● **WORK TO BE COMPLETED**
Make an exact copy of the records, dropping all pictures.

##### DATA FOR THIS EXERCISE #####

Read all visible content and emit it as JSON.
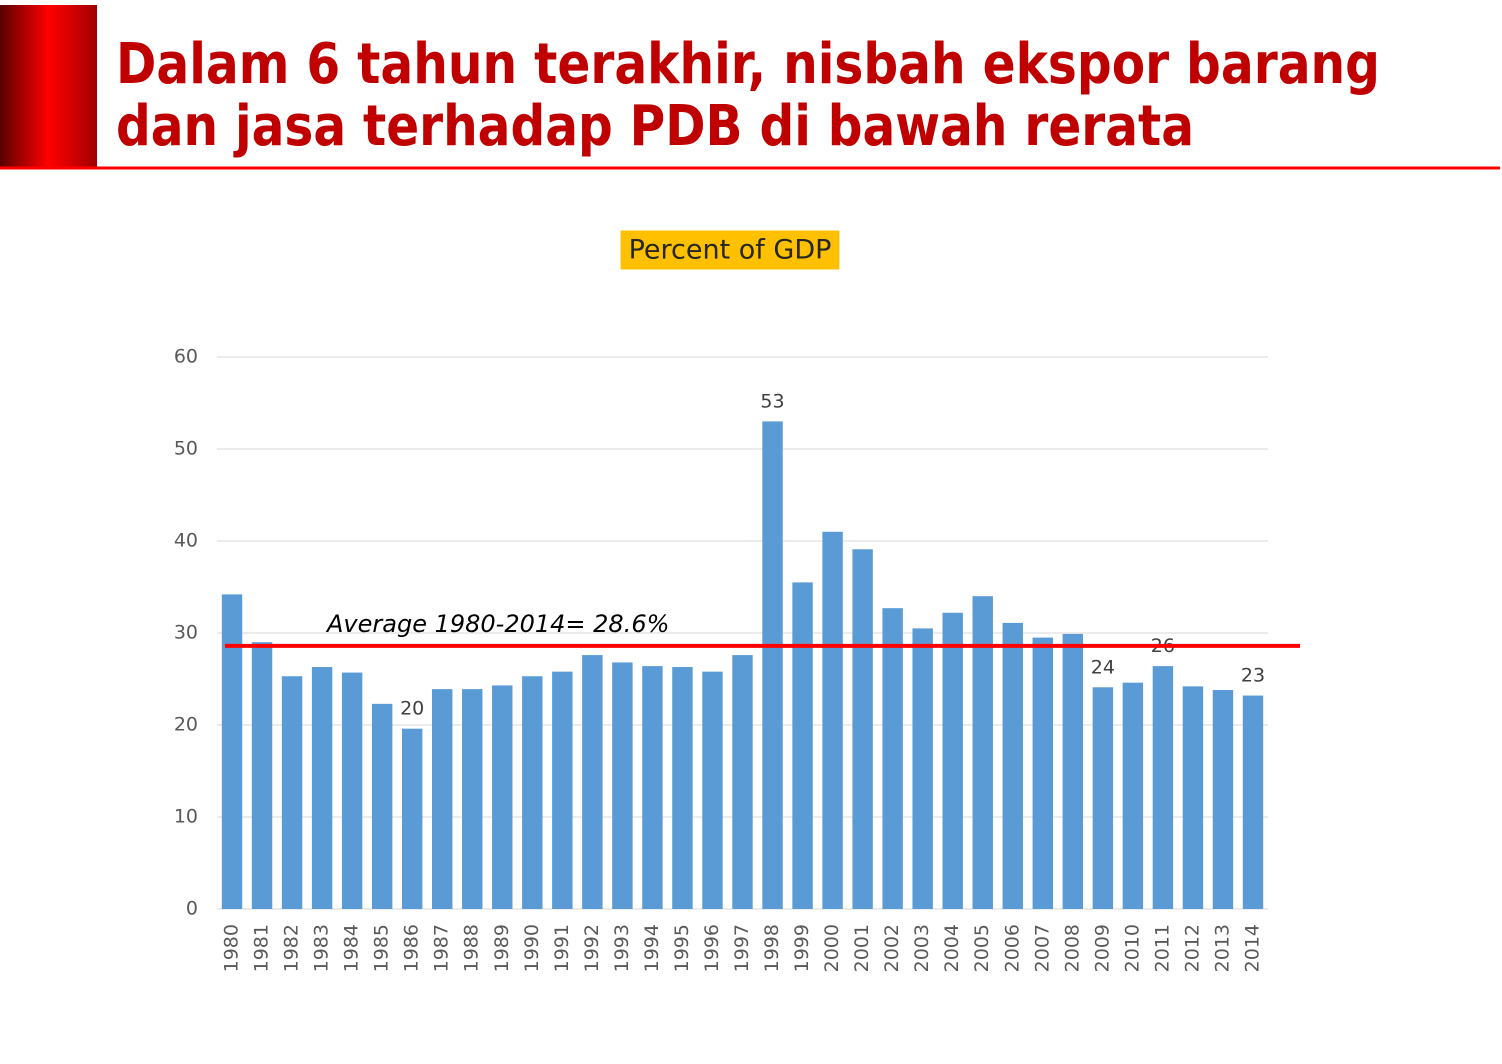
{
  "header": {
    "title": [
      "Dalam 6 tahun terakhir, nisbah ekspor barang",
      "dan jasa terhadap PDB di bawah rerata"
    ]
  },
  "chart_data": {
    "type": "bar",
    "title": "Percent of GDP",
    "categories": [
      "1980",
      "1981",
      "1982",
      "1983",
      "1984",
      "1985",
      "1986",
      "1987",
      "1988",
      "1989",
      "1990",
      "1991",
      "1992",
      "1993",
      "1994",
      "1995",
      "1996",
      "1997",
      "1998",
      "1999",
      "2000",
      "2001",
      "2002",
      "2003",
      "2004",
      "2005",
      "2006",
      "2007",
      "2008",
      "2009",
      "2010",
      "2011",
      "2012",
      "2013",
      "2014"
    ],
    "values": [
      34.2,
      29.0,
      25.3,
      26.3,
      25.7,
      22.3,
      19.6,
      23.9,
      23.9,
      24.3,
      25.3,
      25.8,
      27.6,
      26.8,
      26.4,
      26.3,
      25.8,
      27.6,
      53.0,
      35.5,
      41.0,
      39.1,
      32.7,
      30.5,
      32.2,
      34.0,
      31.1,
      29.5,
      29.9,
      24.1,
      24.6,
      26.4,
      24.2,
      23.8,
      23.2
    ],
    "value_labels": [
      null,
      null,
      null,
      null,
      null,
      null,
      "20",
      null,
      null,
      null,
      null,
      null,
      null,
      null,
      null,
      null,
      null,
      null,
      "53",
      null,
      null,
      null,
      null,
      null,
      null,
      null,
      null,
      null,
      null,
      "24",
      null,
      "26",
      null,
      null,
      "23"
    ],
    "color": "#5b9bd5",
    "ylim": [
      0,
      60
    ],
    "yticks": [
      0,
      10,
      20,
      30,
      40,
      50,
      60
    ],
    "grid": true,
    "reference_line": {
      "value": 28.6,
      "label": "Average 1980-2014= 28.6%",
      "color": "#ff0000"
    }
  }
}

#####

● **FULL OUTPUT**
Read all visible content and emit it as JSON.
{
  "header": {
    "title": [
      "Dalam 6 tahun terakhir, nisbah ekspor barang",
      "dan jasa terhadap PDB di bawah rerata"
    ]
  },
  "chart_data": {
    "type": "bar",
    "title": "Percent of GDP",
    "categories": [
      "1980",
      "1981",
      "1982",
      "1983",
      "1984",
      "1985",
      "1986",
      "1987",
      "1988",
      "1989",
      "1990",
      "1991",
      "1992",
      "1993",
      "1994",
      "1995",
      "1996",
      "1997",
      "1998",
      "1999",
      "2000",
      "2001",
      "2002",
      "2003",
      "2004",
      "2005",
      "2006",
      "2007",
      "2008",
      "2009",
      "2010",
      "2011",
      "2012",
      "2013",
      "2014"
    ],
    "values": [
      34.2,
      29.0,
      25.3,
      26.3,
      25.7,
      22.3,
      19.6,
      23.9,
      23.9,
      24.3,
      25.3,
      25.8,
      27.6,
      26.8,
      26.4,
      26.3,
      25.8,
      27.6,
      53.0,
      35.5,
      41.0,
      39.1,
      32.7,
      30.5,
      32.2,
      34.0,
      31.1,
      29.5,
      29.9,
      24.1,
      24.6,
      26.4,
      24.2,
      23.8,
      23.2
    ],
    "value_labels": [
      null,
      null,
      null,
      null,
      null,
      null,
      "20",
      null,
      null,
      null,
      null,
      null,
      null,
      null,
      null,
      null,
      null,
      null,
      "53",
      null,
      null,
      null,
      null,
      null,
      null,
      null,
      null,
      null,
      null,
      "24",
      null,
      "26",
      null,
      null,
      "23"
    ],
    "color": "#5b9bd5",
    "ylim": [
      0,
      60
    ],
    "yticks": [
      0,
      10,
      20,
      30,
      40,
      50,
      60
    ],
    "grid": true,
    "reference_line": {
      "value": 28.6,
      "label": "Average 1980-2014= 28.6%",
      "color": "#ff0000"
    }
  }
}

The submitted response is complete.